Transcribe the listing exactly, leaving out every picture.

>> Start INPUT RECORDS

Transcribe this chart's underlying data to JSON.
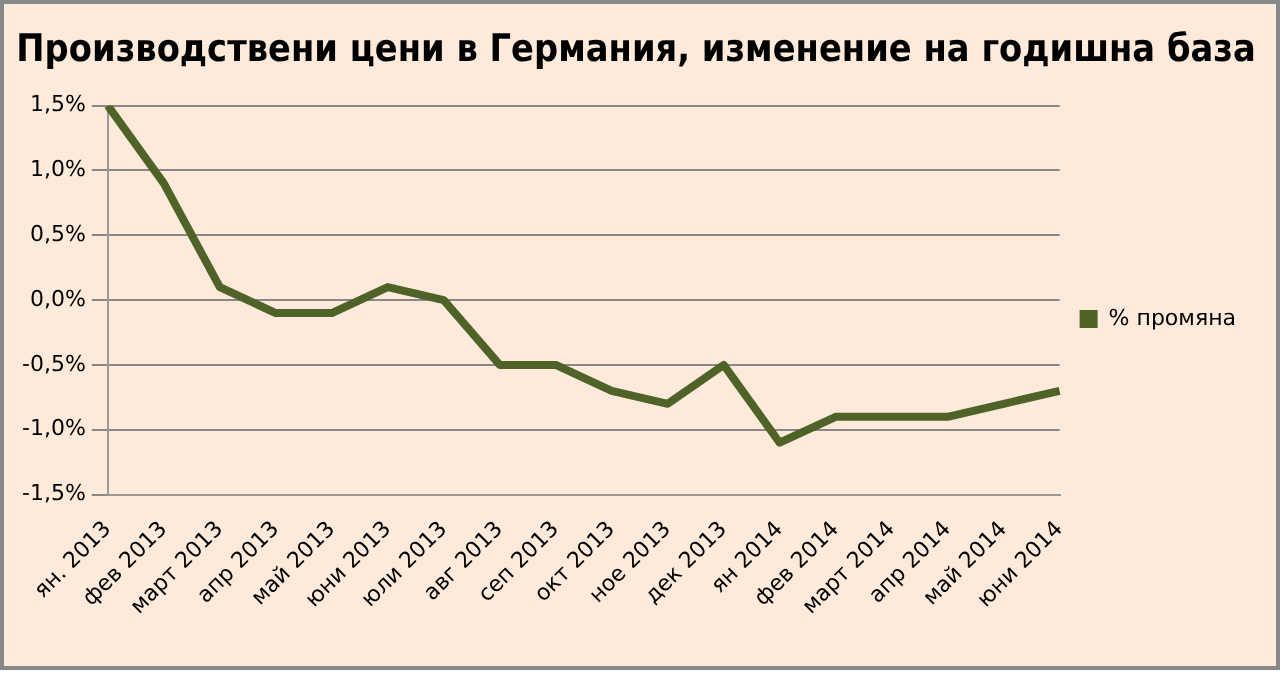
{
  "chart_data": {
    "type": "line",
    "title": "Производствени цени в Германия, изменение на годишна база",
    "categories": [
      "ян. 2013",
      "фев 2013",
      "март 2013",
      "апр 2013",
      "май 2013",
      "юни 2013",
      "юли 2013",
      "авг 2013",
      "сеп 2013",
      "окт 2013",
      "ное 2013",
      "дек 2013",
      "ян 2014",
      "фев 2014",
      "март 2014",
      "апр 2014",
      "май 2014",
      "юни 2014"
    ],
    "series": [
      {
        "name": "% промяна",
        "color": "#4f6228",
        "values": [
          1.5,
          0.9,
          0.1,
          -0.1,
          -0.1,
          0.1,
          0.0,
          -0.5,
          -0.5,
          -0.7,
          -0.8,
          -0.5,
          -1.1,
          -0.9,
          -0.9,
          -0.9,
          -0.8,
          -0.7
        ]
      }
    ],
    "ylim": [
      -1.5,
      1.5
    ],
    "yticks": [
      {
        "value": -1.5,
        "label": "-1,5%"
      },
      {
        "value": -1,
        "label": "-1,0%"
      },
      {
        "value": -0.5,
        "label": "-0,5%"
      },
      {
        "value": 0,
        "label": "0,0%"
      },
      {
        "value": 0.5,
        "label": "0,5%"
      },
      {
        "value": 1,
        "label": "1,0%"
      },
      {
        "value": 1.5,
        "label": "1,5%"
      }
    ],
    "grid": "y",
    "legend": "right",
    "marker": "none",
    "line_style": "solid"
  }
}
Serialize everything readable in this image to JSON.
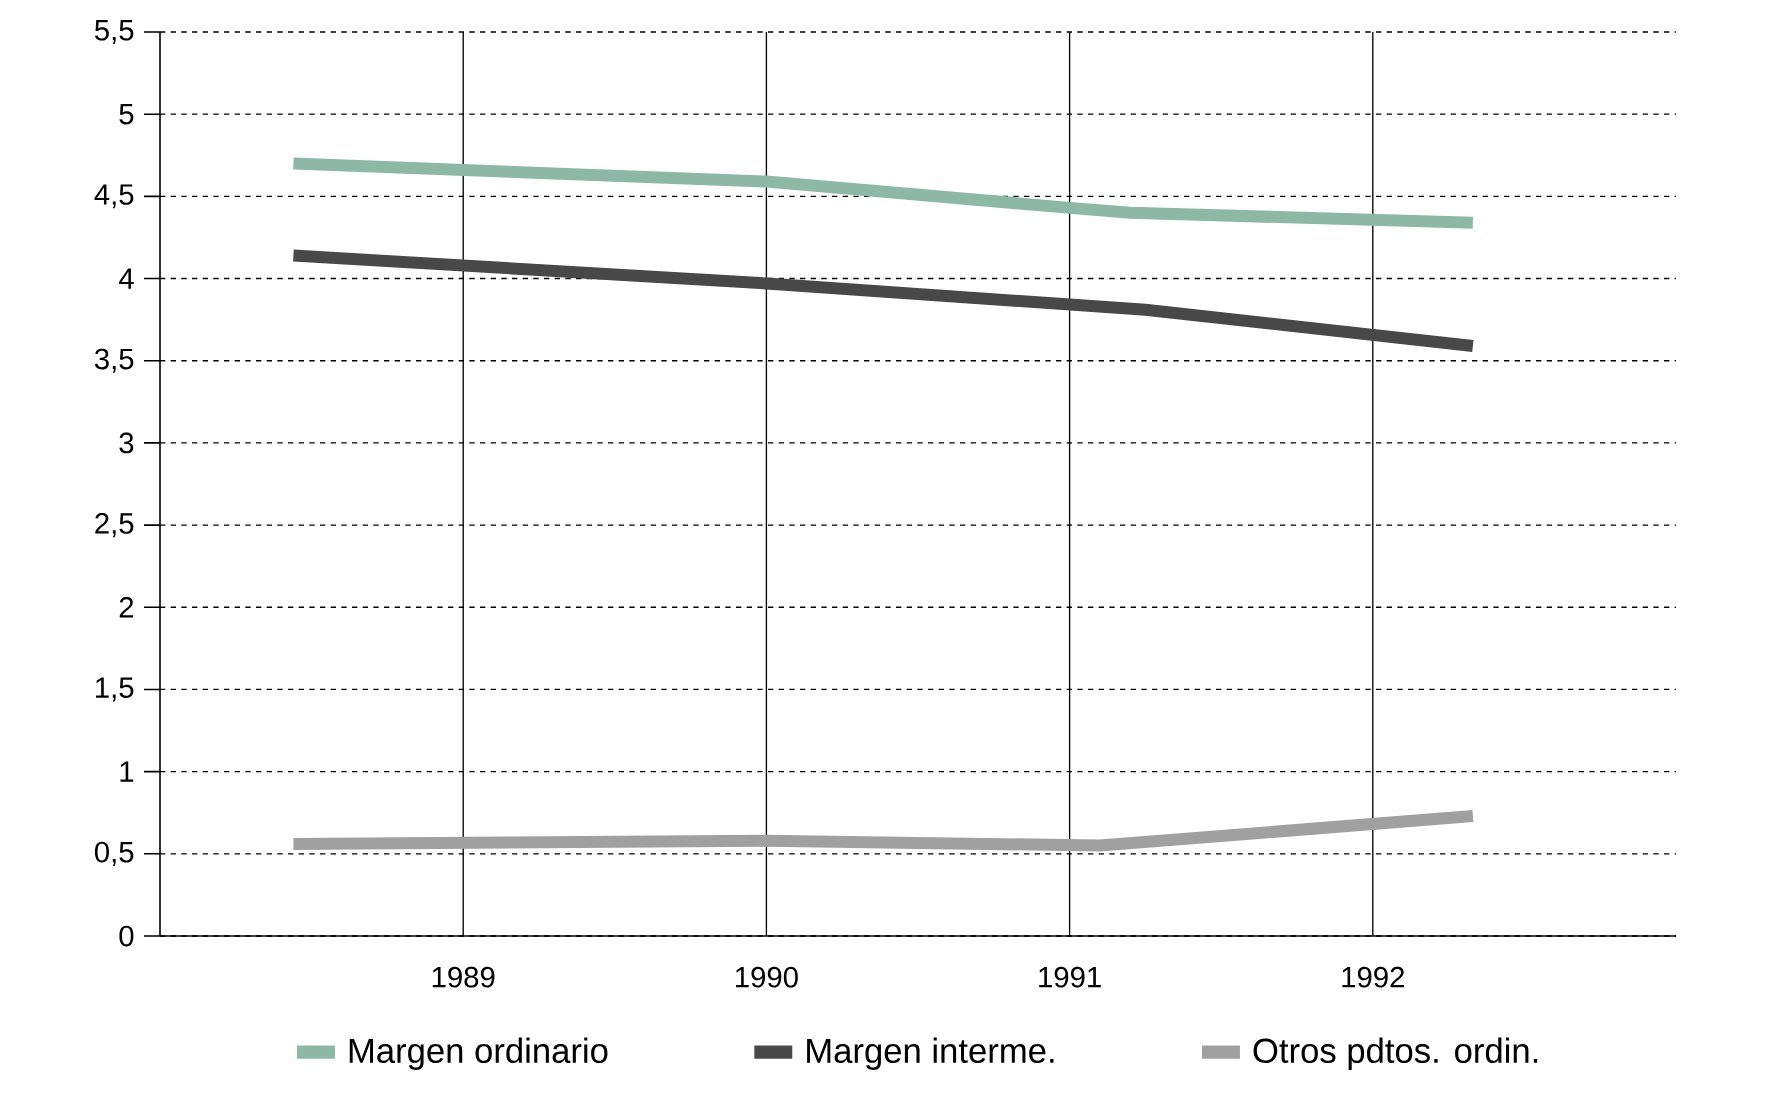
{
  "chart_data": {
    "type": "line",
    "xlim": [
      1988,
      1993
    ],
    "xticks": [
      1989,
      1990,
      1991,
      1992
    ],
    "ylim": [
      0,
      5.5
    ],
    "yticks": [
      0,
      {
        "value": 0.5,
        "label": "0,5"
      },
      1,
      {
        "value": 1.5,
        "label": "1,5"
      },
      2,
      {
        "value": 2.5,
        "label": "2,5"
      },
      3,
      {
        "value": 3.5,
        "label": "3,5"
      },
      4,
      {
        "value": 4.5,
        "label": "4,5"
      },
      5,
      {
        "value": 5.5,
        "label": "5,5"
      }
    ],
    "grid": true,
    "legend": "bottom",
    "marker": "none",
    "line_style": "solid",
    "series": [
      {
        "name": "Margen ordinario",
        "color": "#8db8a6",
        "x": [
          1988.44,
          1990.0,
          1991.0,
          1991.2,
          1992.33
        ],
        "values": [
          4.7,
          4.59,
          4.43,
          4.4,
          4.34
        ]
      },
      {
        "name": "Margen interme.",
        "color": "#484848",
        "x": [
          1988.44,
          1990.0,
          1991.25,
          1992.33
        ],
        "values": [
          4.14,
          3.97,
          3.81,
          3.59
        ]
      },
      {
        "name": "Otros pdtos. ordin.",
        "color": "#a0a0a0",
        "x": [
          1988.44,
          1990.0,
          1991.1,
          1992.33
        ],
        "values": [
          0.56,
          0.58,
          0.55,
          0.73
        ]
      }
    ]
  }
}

>> End INPUT RECORDS

- SOLUTION TO THIS PROBLEM
Transcribe this chart's underlying data to JSON.
{
  "chart_data": {
    "type": "line",
    "title": "Производствени цени в Германия, изменение на годишна база",
    "categories": [
      "ян. 2013",
      "фев 2013",
      "март 2013",
      "апр 2013",
      "май 2013",
      "юни 2013",
      "юли 2013",
      "авг 2013",
      "сеп 2013",
      "окт 2013",
      "ное 2013",
      "дек 2013",
      "ян 2014",
      "фев 2014",
      "март 2014",
      "апр 2014",
      "май 2014",
      "юни 2014"
    ],
    "series": [
      {
        "name": "% промяна",
        "color": "#4f6228",
        "values": [
          1.5,
          0.9,
          0.1,
          -0.1,
          -0.1,
          0.1,
          0.0,
          -0.5,
          -0.5,
          -0.7,
          -0.8,
          -0.5,
          -1.1,
          -0.9,
          -0.9,
          -0.9,
          -0.8,
          -0.7
        ]
      }
    ],
    "ylim": [
      -1.5,
      1.5
    ],
    "yticks": [
      {
        "value": -1.5,
        "label": "-1,5%"
      },
      {
        "value": -1,
        "label": "-1,0%"
      },
      {
        "value": -0.5,
        "label": "-0,5%"
      },
      {
        "value": 0,
        "label": "0,0%"
      },
      {
        "value": 0.5,
        "label": "0,5%"
      },
      {
        "value": 1,
        "label": "1,0%"
      },
      {
        "value": 1.5,
        "label": "1,5%"
      }
    ],
    "grid": "y",
    "legend": "right",
    "marker": "none",
    "line_style": "solid"
  }
}
Serialize everything readable in this image to JSON.
{
  "chart_data": {
    "type": "line",
    "xlim": [
      1988,
      1993
    ],
    "xticks": [
      1989,
      1990,
      1991,
      1992
    ],
    "ylim": [
      0,
      5.5
    ],
    "yticks": [
      0,
      {
        "value": 0.5,
        "label": "0,5"
      },
      1,
      {
        "value": 1.5,
        "label": "1,5"
      },
      2,
      {
        "value": 2.5,
        "label": "2,5"
      },
      3,
      {
        "value": 3.5,
        "label": "3,5"
      },
      4,
      {
        "value": 4.5,
        "label": "4,5"
      },
      5,
      {
        "value": 5.5,
        "label": "5,5"
      }
    ],
    "grid": true,
    "legend": "bottom",
    "marker": "none",
    "line_style": "solid",
    "series": [
      {
        "name": "Margen ordinario",
        "color": "#8db8a6",
        "x": [
          1988.44,
          1990.0,
          1991.0,
          1991.2,
          1992.33
        ],
        "values": [
          4.7,
          4.59,
          4.43,
          4.4,
          4.34
        ]
      },
      {
        "name": "Margen interme.",
        "color": "#484848",
        "x": [
          1988.44,
          1990.0,
          1991.25,
          1992.33
        ],
        "values": [
          4.14,
          3.97,
          3.81,
          3.59
        ]
      },
      {
        "name": "Otros pdtos. ordin.",
        "color": "#a0a0a0",
        "x": [
          1988.44,
          1990.0,
          1991.1,
          1992.33
        ],
        "values": [
          0.56,
          0.58,
          0.55,
          0.73
        ]
      }
    ]
  }
}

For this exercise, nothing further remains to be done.